→ WORK TO BE COMPLETED
Identify each line holding the string "title" and copy it.

++++ MATERIAL FOR THIS EXERCISE

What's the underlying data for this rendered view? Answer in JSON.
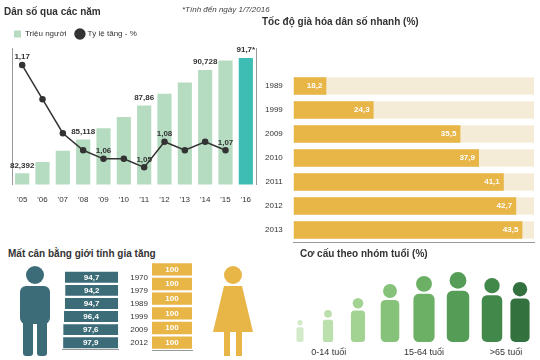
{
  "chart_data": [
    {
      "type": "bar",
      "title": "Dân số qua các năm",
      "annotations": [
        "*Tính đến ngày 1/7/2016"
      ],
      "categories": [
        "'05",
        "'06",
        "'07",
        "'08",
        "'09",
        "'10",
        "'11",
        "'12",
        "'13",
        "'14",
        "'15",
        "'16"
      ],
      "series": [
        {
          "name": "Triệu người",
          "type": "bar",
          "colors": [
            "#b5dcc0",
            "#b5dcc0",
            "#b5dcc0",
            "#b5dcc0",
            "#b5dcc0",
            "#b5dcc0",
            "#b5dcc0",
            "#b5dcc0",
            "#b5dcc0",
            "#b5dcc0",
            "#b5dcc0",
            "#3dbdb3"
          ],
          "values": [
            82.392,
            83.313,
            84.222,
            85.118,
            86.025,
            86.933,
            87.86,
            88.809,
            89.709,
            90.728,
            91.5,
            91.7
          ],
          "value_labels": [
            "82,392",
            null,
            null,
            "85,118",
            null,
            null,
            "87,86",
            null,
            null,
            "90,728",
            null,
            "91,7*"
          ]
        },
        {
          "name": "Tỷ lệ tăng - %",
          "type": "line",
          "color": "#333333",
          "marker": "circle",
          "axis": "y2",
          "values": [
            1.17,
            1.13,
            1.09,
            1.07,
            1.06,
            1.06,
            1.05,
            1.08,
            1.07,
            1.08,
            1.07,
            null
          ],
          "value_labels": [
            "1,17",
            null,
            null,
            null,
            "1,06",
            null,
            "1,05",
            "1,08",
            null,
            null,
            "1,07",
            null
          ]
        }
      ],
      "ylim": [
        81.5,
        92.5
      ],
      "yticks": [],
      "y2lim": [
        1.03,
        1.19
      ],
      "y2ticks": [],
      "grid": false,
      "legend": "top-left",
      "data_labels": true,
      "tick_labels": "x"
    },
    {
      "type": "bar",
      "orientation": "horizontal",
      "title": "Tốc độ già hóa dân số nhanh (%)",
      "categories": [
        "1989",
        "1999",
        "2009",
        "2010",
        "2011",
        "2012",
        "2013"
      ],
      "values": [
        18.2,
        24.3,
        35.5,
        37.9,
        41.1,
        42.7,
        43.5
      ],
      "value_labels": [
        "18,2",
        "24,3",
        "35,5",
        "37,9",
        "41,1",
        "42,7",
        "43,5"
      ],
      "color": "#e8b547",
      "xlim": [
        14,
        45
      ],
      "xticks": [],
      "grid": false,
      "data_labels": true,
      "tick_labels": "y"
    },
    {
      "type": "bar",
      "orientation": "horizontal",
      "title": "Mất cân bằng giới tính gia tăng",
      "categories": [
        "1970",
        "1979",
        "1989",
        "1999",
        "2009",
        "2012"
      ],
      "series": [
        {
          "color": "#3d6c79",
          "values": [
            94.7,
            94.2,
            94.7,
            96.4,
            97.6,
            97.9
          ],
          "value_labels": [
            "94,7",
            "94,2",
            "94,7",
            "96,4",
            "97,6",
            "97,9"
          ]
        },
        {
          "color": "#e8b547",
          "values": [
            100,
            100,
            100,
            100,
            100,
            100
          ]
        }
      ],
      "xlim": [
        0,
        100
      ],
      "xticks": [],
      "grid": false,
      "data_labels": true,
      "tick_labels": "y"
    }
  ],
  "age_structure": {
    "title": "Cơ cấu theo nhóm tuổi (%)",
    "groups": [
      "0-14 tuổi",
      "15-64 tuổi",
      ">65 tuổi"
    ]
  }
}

++++++++

→ SOLUTION
      "title": "Dân số qua các năm",
      "title": "Tốc độ già hóa dân số nhanh (%)",
      "title": "Mất cân bằng giới tính gia tăng",
    "title": "Cơ cấu theo nhóm tuổi (%)",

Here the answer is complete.